_Records provided_.
*****

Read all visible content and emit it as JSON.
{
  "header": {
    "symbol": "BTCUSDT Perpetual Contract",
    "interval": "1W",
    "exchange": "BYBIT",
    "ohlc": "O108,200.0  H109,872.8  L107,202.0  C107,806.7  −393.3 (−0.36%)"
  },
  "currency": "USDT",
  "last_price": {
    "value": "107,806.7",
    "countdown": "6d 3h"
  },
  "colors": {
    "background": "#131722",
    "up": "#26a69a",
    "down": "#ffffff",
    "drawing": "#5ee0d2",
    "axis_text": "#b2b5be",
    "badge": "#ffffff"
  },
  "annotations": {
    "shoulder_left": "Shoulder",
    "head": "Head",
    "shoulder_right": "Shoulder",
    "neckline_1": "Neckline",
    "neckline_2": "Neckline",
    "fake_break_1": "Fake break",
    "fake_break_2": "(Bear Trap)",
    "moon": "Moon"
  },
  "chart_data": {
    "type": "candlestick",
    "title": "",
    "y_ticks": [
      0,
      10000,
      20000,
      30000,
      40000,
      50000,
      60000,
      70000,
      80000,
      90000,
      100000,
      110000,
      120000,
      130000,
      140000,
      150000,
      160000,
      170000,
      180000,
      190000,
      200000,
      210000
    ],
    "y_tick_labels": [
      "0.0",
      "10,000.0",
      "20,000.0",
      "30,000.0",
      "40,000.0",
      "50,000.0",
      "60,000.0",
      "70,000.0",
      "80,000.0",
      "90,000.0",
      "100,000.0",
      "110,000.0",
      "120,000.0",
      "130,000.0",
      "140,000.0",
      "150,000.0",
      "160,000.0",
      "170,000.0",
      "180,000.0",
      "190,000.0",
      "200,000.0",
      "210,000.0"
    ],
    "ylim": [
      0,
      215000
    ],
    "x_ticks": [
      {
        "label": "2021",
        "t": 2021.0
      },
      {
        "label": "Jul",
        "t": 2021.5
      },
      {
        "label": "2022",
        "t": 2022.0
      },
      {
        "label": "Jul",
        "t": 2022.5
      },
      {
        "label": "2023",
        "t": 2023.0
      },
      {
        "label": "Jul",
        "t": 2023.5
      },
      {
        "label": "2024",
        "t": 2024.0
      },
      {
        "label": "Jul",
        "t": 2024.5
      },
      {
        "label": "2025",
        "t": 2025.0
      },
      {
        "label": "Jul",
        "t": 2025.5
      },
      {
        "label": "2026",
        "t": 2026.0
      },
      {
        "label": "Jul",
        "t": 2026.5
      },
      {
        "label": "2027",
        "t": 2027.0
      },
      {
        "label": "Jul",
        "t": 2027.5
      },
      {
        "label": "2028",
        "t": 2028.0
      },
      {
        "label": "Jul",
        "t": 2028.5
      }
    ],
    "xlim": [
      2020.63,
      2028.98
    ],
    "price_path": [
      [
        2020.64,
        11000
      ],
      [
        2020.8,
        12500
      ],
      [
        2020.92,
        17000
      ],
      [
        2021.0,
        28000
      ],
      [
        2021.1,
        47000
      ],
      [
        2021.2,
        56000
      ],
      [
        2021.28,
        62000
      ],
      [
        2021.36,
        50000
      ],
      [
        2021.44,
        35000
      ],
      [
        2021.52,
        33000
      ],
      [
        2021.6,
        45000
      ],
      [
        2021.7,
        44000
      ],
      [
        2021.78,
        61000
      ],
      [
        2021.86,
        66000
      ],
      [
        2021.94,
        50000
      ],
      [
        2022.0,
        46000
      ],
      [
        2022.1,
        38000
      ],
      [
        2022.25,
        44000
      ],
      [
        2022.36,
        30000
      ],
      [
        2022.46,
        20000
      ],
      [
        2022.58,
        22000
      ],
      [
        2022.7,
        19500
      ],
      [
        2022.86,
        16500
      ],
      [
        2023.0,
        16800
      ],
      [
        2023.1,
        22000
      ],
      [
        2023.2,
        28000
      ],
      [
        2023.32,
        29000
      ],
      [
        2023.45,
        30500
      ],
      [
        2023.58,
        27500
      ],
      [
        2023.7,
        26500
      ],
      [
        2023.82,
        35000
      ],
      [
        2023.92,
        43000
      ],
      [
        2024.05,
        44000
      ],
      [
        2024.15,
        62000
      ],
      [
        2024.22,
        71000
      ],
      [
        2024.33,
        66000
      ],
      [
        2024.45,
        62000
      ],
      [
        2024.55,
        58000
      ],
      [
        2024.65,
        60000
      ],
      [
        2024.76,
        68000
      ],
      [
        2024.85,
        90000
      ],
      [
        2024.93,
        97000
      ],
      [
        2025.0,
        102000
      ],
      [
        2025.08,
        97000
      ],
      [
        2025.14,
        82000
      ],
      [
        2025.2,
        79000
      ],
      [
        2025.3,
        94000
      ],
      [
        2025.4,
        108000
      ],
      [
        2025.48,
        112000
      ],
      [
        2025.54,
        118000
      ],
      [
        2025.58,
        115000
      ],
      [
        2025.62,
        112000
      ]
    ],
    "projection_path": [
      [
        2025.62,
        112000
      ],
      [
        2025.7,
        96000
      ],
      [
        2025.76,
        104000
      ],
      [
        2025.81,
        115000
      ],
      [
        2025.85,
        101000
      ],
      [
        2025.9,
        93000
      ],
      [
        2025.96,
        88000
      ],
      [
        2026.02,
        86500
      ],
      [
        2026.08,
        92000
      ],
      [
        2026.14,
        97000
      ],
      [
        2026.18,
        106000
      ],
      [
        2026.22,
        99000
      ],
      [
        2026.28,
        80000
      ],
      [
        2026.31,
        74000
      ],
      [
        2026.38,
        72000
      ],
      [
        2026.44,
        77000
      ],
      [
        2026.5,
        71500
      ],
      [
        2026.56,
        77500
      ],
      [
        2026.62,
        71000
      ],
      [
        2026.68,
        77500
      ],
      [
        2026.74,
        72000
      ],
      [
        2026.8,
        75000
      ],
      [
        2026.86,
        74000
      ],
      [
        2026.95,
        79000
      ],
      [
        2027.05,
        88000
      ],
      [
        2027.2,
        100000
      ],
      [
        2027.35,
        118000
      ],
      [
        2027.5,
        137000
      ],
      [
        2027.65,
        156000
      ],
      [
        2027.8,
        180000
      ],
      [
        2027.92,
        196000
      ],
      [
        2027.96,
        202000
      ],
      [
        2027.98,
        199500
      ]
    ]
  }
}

*****

_Written problem_. Extract, word for word, each line of the listing above.

_Answer below_.
Read all visible content and emit it as JSON.
{
  "header": {
    "symbol": "BTCUSDT Perpetual Contract",
    "interval": "1W",
    "exchange": "BYBIT",
    "ohlc": "O108,200.0  H109,872.8  L107,202.0  C107,806.7  −393.3 (−0.36%)"
  },
  "currency": "USDT",
  "last_price": {
    "value": "107,806.7",
    "countdown": "6d 3h"
  },
  "colors": {
    "background": "#131722",
    "up": "#26a69a",
    "down": "#ffffff",
    "drawing": "#5ee0d2",
    "axis_text": "#b2b5be",
    "badge": "#ffffff"
  },
  "annotations": {
    "shoulder_left": "Shoulder",
    "head": "Head",
    "shoulder_right": "Shoulder",
    "neckline_1": "Neckline",
    "neckline_2": "Neckline",
    "fake_break_1": "Fake break",
    "fake_break_2": "(Bear Trap)",
    "moon": "Moon"
  },
  "chart_data": {
    "type": "candlestick",
    "title": "",
    "y_ticks": [
      0,
      10000,
      20000,
      30000,
      40000,
      50000,
      60000,
      70000,
      80000,
      90000,
      100000,
      110000,
      120000,
      130000,
      140000,
      150000,
      160000,
      170000,
      180000,
      190000,
      200000,
      210000
    ],
    "y_tick_labels": [
      "0.0",
      "10,000.0",
      "20,000.0",
      "30,000.0",
      "40,000.0",
      "50,000.0",
      "60,000.0",
      "70,000.0",
      "80,000.0",
      "90,000.0",
      "100,000.0",
      "110,000.0",
      "120,000.0",
      "130,000.0",
      "140,000.0",
      "150,000.0",
      "160,000.0",
      "170,000.0",
      "180,000.0",
      "190,000.0",
      "200,000.0",
      "210,000.0"
    ],
    "ylim": [
      0,
      215000
    ],
    "x_ticks": [
      {
        "label": "2021",
        "t": 2021.0
      },
      {
        "label": "Jul",
        "t": 2021.5
      },
      {
        "label": "2022",
        "t": 2022.0
      },
      {
        "label": "Jul",
        "t": 2022.5
      },
      {
        "label": "2023",
        "t": 2023.0
      },
      {
        "label": "Jul",
        "t": 2023.5
      },
      {
        "label": "2024",
        "t": 2024.0
      },
      {
        "label": "Jul",
        "t": 2024.5
      },
      {
        "label": "2025",
        "t": 2025.0
      },
      {
        "label": "Jul",
        "t": 2025.5
      },
      {
        "label": "2026",
        "t": 2026.0
      },
      {
        "label": "Jul",
        "t": 2026.5
      },
      {
        "label": "2027",
        "t": 2027.0
      },
      {
        "label": "Jul",
        "t": 2027.5
      },
      {
        "label": "2028",
        "t": 2028.0
      },
      {
        "label": "Jul",
        "t": 2028.5
      }
    ],
    "xlim": [
      2020.63,
      2028.98
    ],
    "price_path": [
      [
        2020.64,
        11000
      ],
      [
        2020.8,
        12500
      ],
      [
        2020.92,
        17000
      ],
      [
        2021.0,
        28000
      ],
      [
        2021.1,
        47000
      ],
      [
        2021.2,
        56000
      ],
      [
        2021.28,
        62000
      ],
      [
        2021.36,
        50000
      ],
      [
        2021.44,
        35000
      ],
      [
        2021.52,
        33000
      ],
      [
        2021.6,
        45000
      ],
      [
        2021.7,
        44000
      ],
      [
        2021.78,
        61000
      ],
      [
        2021.86,
        66000
      ],
      [
        2021.94,
        50000
      ],
      [
        2022.0,
        46000
      ],
      [
        2022.1,
        38000
      ],
      [
        2022.25,
        44000
      ],
      [
        2022.36,
        30000
      ],
      [
        2022.46,
        20000
      ],
      [
        2022.58,
        22000
      ],
      [
        2022.7,
        19500
      ],
      [
        2022.86,
        16500
      ],
      [
        2023.0,
        16800
      ],
      [
        2023.1,
        22000
      ],
      [
        2023.2,
        28000
      ],
      [
        2023.32,
        29000
      ],
      [
        2023.45,
        30500
      ],
      [
        2023.58,
        27500
      ],
      [
        2023.7,
        26500
      ],
      [
        2023.82,
        35000
      ],
      [
        2023.92,
        43000
      ],
      [
        2024.05,
        44000
      ],
      [
        2024.15,
        62000
      ],
      [
        2024.22,
        71000
      ],
      [
        2024.33,
        66000
      ],
      [
        2024.45,
        62000
      ],
      [
        2024.55,
        58000
      ],
      [
        2024.65,
        60000
      ],
      [
        2024.76,
        68000
      ],
      [
        2024.85,
        90000
      ],
      [
        2024.93,
        97000
      ],
      [
        2025.0,
        102000
      ],
      [
        2025.08,
        97000
      ],
      [
        2025.14,
        82000
      ],
      [
        2025.2,
        79000
      ],
      [
        2025.3,
        94000
      ],
      [
        2025.4,
        108000
      ],
      [
        2025.48,
        112000
      ],
      [
        2025.54,
        118000
      ],
      [
        2025.58,
        115000
      ],
      [
        2025.62,
        112000
      ]
    ],
    "projection_path": [
      [
        2025.62,
        112000
      ],
      [
        2025.7,
        96000
      ],
      [
        2025.76,
        104000
      ],
      [
        2025.81,
        115000
      ],
      [
        2025.85,
        101000
      ],
      [
        2025.9,
        93000
      ],
      [
        2025.96,
        88000
      ],
      [
        2026.02,
        86500
      ],
      [
        2026.08,
        92000
      ],
      [
        2026.14,
        97000
      ],
      [
        2026.18,
        106000
      ],
      [
        2026.22,
        99000
      ],
      [
        2026.28,
        80000
      ],
      [
        2026.31,
        74000
      ],
      [
        2026.38,
        72000
      ],
      [
        2026.44,
        77000
      ],
      [
        2026.5,
        71500
      ],
      [
        2026.56,
        77500
      ],
      [
        2026.62,
        71000
      ],
      [
        2026.68,
        77500
      ],
      [
        2026.74,
        72000
      ],
      [
        2026.8,
        75000
      ],
      [
        2026.86,
        74000
      ],
      [
        2026.95,
        79000
      ],
      [
        2027.05,
        88000
      ],
      [
        2027.2,
        100000
      ],
      [
        2027.35,
        118000
      ],
      [
        2027.5,
        137000
      ],
      [
        2027.65,
        156000
      ],
      [
        2027.8,
        180000
      ],
      [
        2027.92,
        196000
      ],
      [
        2027.96,
        202000
      ],
      [
        2027.98,
        199500
      ]
    ]
  }
}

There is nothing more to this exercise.